Directive> Extract the full set of records, then give each one again exactly.
****
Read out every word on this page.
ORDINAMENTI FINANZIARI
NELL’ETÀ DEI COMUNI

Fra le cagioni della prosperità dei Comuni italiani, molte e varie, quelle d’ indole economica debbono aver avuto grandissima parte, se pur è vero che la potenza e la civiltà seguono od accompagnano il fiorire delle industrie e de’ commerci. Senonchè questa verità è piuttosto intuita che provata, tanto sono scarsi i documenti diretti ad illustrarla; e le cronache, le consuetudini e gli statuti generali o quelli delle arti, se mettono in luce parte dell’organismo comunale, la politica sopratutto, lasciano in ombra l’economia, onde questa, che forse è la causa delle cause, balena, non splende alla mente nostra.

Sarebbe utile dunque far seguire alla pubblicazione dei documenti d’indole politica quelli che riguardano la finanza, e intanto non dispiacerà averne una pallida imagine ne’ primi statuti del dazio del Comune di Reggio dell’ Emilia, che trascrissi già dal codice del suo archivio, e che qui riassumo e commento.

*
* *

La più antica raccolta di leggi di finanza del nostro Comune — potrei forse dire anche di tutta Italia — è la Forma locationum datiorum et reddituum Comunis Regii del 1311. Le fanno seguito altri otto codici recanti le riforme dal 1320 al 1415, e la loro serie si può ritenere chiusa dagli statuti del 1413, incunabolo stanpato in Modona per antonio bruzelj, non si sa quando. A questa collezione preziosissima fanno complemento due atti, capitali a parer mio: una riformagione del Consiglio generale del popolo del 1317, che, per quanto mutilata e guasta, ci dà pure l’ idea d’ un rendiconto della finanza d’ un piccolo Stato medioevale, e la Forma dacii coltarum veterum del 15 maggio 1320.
****
Worked solution>
Read out every word on this page.
ORDINAMENTI FINANZIARI
NELL’ETÀ DEI COMUNI

Fra le cagioni della prosperità dei Comuni italiani, molte e varie, quelle d’ indole economica debbono aver avuto grandissima parte, se pur è vero che la potenza e la civiltà seguono od accompagnano il fiorire delle industrie e de’ commerci. Senonchè questa verità è piuttosto intuita che provata, tanto sono scarsi i documenti diretti ad illustrarla; e le cronache, le consuetudini e gli statuti generali o quelli delle arti, se mettono in luce parte dell’organismo comunale, la politica sopratutto, lasciano in ombra l’economia, onde questa, che forse è la causa delle cause, balena, non splende alla mente nostra.

Sarebbe utile dunque far seguire alla pubblicazione dei documenti d’indole politica quelli che riguardano la finanza, e intanto non dispiacerà averne una pallida imagine ne’ primi statuti del dazio del Comune di Reggio dell’ Emilia, che trascrissi già dal codice del suo archivio, e che qui riassumo e commento.

*
* *

La più antica raccolta di leggi di finanza del nostro Comune — potrei forse dire anche di tutta Italia — è la Forma locationum datiorum et reddituum Comunis Regii del 1311. Le fanno seguito altri otto codici recanti le riforme dal 1320 al 1415, e la loro serie si può ritenere chiusa dagli statuti del 1413, incunabolo stanpato in Modona per antonio bruzelj, non si sa quando. A questa collezione preziosissima fanno complemento due atti, capitali a parer mio: una riformagione del Consiglio generale del popolo del 1317, che, per quanto mutilata e guasta, ci dà pure l’ idea d’ un rendiconto della finanza d’ un piccolo Stato medioevale, e la Forma dacii coltarum veterum del 15 maggio 1320.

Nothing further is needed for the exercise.